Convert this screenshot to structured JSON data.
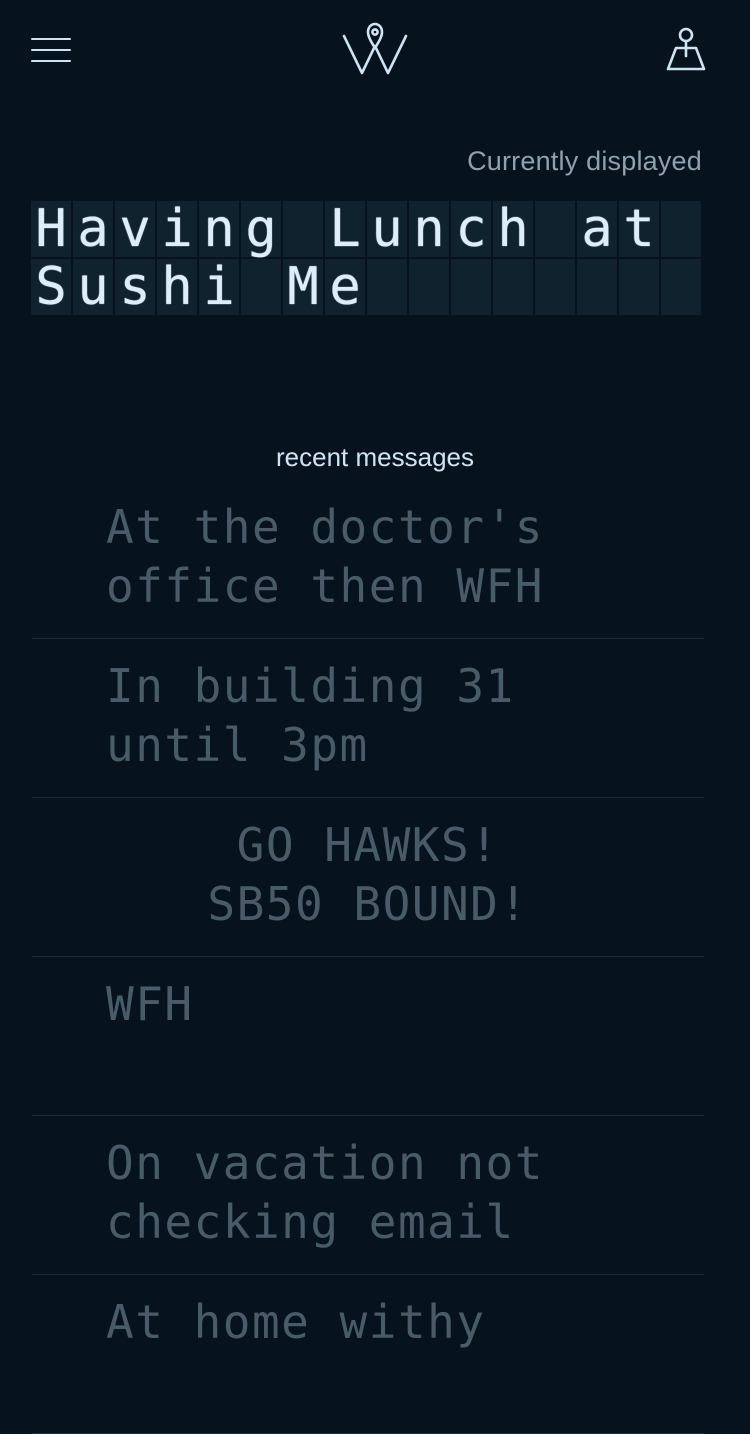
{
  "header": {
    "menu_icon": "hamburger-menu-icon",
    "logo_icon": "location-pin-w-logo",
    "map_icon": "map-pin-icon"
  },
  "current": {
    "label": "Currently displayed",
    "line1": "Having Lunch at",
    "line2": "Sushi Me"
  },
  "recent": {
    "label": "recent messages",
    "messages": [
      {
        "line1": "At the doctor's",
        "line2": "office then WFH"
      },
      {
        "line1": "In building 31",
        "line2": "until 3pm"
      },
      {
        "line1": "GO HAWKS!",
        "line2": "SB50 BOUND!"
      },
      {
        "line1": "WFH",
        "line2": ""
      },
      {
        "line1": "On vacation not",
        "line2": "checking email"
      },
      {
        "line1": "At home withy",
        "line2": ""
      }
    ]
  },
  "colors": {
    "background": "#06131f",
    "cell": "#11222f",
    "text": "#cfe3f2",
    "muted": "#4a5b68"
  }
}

**Exercise task**. Without the pictures, extract every entry verbatim.

**Result of this exercise**.
Convert this screenshot to structured JSON data.
{
  "header": {
    "menu_icon": "hamburger-menu-icon",
    "logo_icon": "location-pin-w-logo",
    "map_icon": "map-pin-icon"
  },
  "current": {
    "label": "Currently displayed",
    "line1": "Having Lunch at",
    "line2": "Sushi Me"
  },
  "recent": {
    "label": "recent messages",
    "messages": [
      {
        "line1": "At the doctor's",
        "line2": "office then WFH"
      },
      {
        "line1": "In building 31",
        "line2": "until 3pm"
      },
      {
        "line1": "GO HAWKS!",
        "line2": "SB50 BOUND!"
      },
      {
        "line1": "WFH",
        "line2": ""
      },
      {
        "line1": "On vacation not",
        "line2": "checking email"
      },
      {
        "line1": "At home withy",
        "line2": ""
      }
    ]
  },
  "colors": {
    "background": "#06131f",
    "cell": "#11222f",
    "text": "#cfe3f2",
    "muted": "#4a5b68"
  }
}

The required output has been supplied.